:: Work instructions ::
Search the material for the string "Рубальскій" and copy each line where it occurs.

▼

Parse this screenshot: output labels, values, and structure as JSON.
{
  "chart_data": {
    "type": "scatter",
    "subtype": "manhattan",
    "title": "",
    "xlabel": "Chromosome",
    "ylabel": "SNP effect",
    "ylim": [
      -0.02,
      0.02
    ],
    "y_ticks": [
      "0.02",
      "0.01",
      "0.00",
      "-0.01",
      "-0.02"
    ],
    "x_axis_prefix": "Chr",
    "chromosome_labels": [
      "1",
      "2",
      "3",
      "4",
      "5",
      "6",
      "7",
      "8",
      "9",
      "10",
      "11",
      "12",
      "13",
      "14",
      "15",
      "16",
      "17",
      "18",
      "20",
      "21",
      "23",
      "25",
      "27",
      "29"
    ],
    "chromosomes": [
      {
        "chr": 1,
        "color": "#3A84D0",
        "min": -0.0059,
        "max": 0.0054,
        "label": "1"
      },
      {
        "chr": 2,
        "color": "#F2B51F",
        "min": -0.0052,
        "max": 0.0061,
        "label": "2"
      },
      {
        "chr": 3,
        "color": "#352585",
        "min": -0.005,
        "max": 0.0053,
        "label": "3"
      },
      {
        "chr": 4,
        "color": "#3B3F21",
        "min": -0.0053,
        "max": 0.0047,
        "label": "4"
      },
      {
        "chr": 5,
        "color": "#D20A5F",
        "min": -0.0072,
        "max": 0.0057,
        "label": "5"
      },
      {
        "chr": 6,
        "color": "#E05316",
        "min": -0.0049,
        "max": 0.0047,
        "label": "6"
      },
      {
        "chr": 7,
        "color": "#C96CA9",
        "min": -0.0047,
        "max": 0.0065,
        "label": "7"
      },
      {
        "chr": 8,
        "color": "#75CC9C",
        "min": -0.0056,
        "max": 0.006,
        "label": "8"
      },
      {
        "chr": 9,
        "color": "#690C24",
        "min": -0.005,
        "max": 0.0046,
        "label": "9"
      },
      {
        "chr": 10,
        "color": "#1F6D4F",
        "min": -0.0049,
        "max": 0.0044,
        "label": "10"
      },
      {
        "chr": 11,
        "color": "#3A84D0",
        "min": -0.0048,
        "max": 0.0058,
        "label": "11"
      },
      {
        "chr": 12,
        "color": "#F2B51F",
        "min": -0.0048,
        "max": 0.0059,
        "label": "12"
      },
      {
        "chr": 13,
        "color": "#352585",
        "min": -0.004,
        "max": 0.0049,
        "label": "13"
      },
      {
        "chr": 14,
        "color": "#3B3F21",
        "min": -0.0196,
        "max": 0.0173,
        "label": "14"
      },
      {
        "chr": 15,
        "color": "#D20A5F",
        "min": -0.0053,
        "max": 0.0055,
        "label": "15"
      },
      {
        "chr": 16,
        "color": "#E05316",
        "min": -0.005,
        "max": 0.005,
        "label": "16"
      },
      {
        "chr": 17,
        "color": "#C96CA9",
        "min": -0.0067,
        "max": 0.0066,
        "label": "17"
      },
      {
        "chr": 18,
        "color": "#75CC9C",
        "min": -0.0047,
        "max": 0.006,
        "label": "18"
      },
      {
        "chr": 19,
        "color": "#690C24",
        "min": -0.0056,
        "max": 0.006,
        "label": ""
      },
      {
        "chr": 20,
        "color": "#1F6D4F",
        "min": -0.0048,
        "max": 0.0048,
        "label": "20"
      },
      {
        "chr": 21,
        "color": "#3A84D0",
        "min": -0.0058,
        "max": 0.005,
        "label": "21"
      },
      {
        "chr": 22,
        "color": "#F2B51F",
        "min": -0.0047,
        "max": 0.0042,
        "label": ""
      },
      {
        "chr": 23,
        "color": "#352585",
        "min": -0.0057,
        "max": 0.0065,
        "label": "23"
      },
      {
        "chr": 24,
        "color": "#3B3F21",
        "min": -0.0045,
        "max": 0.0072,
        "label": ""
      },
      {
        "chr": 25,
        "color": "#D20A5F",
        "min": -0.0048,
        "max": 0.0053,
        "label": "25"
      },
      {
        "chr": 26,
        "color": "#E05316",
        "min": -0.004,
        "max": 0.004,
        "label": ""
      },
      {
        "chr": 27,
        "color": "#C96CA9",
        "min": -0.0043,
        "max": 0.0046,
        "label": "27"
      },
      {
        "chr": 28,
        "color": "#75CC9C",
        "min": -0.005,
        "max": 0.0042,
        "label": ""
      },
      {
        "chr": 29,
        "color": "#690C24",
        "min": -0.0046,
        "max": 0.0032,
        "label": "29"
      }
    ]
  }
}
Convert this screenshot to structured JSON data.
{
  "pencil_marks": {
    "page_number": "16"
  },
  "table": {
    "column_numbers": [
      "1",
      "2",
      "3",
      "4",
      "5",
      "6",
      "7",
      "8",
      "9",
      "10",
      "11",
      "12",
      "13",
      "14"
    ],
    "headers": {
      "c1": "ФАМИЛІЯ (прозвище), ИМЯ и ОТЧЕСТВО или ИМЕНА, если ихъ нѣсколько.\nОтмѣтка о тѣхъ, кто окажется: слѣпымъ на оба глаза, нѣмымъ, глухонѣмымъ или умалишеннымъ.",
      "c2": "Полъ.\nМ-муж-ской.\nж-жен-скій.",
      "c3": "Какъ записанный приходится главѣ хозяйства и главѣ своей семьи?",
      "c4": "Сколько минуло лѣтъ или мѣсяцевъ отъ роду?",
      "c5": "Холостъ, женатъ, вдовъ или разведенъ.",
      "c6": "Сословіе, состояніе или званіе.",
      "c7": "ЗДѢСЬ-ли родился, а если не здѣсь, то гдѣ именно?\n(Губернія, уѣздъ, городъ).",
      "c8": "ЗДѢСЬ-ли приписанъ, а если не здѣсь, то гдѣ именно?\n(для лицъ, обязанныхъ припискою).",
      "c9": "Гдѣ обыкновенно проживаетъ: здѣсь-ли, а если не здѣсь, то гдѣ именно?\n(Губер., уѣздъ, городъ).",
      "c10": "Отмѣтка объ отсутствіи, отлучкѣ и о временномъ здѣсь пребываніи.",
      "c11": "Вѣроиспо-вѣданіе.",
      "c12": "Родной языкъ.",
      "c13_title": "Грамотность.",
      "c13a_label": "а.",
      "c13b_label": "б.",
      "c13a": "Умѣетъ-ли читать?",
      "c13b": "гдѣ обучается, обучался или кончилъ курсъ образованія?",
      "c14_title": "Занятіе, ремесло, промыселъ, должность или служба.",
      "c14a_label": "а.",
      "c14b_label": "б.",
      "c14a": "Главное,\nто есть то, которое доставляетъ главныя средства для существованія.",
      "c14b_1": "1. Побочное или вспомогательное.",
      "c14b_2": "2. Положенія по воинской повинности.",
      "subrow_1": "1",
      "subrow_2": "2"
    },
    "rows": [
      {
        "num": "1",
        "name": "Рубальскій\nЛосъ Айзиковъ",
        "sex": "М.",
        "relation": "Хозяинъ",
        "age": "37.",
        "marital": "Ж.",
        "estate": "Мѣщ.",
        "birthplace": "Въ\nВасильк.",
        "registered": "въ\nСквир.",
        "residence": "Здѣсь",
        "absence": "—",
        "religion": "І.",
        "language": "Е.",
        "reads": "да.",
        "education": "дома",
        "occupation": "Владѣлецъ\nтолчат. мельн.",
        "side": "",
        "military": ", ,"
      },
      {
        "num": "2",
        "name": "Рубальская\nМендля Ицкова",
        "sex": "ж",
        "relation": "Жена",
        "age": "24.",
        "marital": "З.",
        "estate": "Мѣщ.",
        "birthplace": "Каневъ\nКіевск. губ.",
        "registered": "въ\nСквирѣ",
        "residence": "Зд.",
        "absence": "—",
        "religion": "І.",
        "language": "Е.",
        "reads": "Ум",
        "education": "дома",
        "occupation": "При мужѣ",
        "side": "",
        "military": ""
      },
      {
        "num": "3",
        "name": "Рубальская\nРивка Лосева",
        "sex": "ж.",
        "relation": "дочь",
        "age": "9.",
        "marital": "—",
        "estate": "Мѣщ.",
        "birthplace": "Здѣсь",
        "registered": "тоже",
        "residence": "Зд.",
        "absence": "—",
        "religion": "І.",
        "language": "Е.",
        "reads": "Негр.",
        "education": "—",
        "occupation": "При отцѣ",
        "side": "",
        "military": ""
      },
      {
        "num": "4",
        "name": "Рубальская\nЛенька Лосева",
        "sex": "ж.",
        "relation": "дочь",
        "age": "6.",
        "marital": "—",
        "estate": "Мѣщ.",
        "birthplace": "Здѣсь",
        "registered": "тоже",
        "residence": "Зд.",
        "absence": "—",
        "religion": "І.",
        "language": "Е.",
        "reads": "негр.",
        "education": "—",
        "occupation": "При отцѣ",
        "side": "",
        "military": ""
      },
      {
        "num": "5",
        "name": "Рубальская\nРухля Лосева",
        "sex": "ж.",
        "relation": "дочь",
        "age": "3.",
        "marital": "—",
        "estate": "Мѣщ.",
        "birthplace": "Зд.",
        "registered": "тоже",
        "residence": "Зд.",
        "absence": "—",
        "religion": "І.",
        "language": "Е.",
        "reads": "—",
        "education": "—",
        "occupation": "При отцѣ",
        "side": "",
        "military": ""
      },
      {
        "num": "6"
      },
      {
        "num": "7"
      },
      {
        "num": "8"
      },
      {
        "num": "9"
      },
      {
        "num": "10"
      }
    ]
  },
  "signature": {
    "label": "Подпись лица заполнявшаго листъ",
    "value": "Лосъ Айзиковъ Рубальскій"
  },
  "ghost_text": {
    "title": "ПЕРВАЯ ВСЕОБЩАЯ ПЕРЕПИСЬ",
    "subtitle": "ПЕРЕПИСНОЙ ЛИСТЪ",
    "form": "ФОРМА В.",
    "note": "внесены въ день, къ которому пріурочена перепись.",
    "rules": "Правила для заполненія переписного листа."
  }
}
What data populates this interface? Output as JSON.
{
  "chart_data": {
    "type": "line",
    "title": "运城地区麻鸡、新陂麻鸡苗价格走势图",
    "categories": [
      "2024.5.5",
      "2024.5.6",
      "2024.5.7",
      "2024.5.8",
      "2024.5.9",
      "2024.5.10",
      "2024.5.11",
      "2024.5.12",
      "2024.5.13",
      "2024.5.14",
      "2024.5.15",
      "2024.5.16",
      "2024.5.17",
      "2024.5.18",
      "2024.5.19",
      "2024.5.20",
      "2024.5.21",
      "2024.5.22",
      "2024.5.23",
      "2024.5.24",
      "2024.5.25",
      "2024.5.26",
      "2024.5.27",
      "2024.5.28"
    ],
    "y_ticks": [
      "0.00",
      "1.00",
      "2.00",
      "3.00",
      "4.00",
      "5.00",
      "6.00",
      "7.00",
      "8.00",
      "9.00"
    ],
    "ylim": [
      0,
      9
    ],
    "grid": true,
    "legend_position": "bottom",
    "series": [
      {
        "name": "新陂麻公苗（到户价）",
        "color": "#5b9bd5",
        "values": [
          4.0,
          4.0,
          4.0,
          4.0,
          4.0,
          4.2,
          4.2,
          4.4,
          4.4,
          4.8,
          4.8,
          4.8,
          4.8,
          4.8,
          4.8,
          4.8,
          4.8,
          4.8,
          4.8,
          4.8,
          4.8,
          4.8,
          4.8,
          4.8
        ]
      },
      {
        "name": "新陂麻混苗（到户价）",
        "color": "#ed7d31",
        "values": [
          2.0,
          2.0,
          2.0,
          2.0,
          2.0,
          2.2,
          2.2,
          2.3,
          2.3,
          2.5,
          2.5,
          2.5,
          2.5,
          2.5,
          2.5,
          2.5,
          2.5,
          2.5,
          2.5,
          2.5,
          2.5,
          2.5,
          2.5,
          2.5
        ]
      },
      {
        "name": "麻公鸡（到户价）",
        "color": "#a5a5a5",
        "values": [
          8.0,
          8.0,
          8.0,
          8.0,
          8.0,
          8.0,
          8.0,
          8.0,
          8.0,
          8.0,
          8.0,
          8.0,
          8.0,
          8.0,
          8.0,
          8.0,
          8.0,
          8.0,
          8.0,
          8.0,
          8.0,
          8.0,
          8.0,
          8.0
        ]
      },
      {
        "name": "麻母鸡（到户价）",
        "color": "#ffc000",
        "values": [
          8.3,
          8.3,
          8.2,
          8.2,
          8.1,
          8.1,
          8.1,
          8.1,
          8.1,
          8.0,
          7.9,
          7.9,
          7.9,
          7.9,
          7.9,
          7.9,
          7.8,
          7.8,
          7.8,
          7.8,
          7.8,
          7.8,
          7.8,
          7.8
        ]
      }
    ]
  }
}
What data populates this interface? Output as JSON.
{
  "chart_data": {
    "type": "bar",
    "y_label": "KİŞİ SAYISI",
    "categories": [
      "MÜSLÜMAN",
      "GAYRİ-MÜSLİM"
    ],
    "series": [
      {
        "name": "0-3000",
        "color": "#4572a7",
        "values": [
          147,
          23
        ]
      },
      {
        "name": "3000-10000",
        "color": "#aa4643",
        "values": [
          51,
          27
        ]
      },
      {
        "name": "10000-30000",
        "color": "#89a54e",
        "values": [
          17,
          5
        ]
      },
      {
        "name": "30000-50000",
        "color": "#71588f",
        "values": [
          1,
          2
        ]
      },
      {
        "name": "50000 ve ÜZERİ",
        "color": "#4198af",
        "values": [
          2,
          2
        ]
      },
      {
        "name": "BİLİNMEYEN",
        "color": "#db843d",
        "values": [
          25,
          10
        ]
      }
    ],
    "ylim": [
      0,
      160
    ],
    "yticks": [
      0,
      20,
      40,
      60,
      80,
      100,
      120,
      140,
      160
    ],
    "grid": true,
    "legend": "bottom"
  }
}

▲

:: Task solution ::
        "name": "Рубальскій\nЛосъ Айзиковъ",
    "value": "Лосъ Айзиковъ Рубальскій"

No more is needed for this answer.